* [To do]:
Take from the listing each line that has the string "name".

-- START Input rows --

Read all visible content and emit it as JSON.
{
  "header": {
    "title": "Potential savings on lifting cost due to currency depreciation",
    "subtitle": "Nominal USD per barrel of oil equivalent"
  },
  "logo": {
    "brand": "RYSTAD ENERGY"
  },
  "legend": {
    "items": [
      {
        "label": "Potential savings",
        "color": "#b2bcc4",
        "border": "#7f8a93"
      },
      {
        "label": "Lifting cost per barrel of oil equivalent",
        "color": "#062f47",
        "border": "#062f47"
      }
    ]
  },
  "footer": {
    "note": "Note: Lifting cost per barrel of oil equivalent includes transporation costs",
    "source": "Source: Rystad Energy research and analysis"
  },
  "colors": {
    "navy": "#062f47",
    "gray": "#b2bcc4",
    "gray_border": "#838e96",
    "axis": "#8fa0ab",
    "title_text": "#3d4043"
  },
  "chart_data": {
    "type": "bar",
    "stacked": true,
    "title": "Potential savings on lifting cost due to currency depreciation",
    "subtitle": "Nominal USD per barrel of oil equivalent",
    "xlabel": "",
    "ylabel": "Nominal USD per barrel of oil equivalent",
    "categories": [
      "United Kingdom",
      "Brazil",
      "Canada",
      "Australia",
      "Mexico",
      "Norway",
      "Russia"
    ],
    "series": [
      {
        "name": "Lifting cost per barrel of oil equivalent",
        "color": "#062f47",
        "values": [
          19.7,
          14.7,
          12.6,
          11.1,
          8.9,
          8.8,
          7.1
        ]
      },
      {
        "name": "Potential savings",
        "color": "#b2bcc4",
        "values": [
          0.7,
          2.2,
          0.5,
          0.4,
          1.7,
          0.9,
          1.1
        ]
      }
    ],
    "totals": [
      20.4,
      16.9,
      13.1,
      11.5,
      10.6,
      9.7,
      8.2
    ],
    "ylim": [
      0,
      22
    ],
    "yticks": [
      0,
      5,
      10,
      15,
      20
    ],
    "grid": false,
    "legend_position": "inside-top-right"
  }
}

-- END Input rows --

* [Reply to the task]:
        "name": "Lifting cost per barrel of oil equivalent",
        "name": "Potential savings",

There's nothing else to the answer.